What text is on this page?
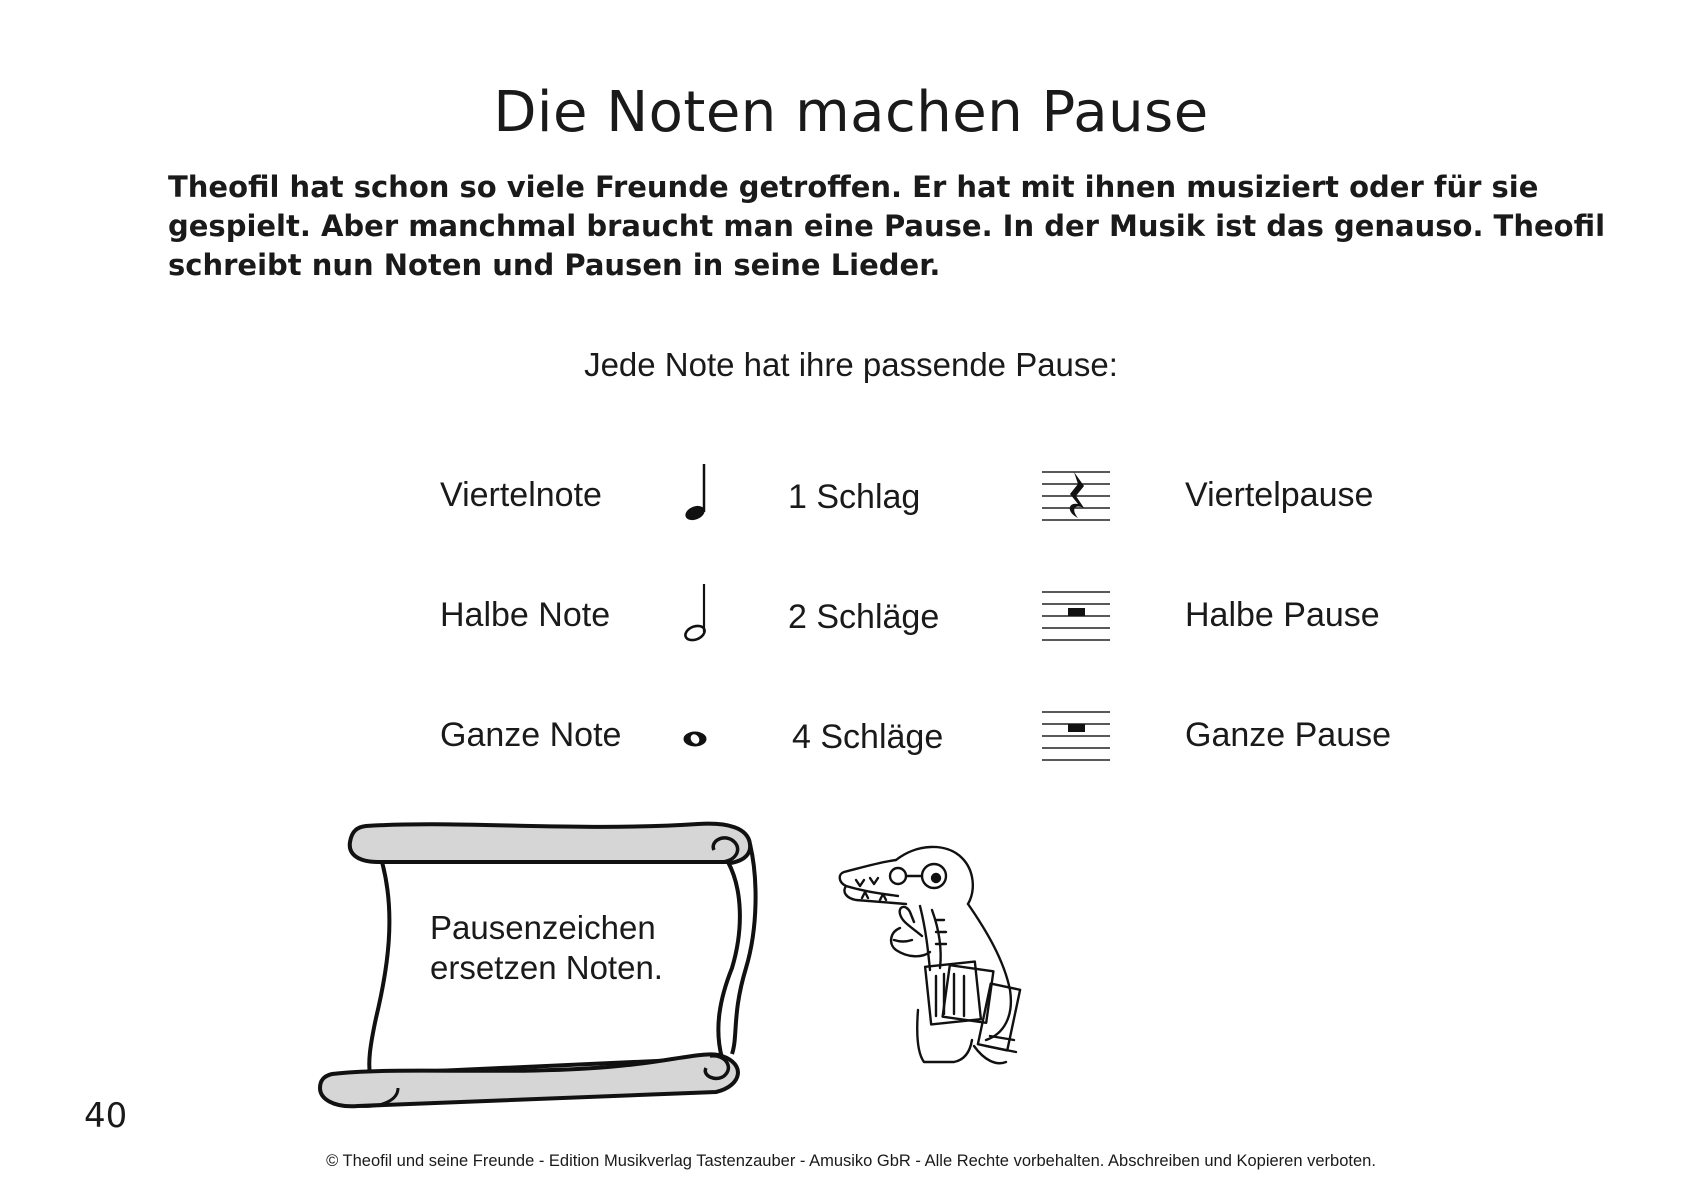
Die Noten machen Pause
Theofil hat schon so viele Freunde getroffen. Er hat mit ihnen musiziert oder für sie
gespielt. Aber manchmal braucht man eine Pause. In der Musik ist das genauso. Theofil
schreibt nun Noten und Pausen in seine Lieder.
Jede Note hat ihre passende Pause:
Viertelnote	1 Schlag	Viertelpause
Halbe Note	2 Schläge	Halbe Pause
Ganze Note	4 Schläge	Ganze Pause
Pausenzeichen
ersetzen Noten.
40
© Theofil und seine Freunde - Edition Musikverlag Tastenzauber - Amusiko GbR - Alle Rechte vorbehalten. Abschreiben und Kopieren verboten.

#####

### OBJECTIVE
Count the lines in the entries above that include the string "Noten", then give only that figure.

### FULL OUTPUT
3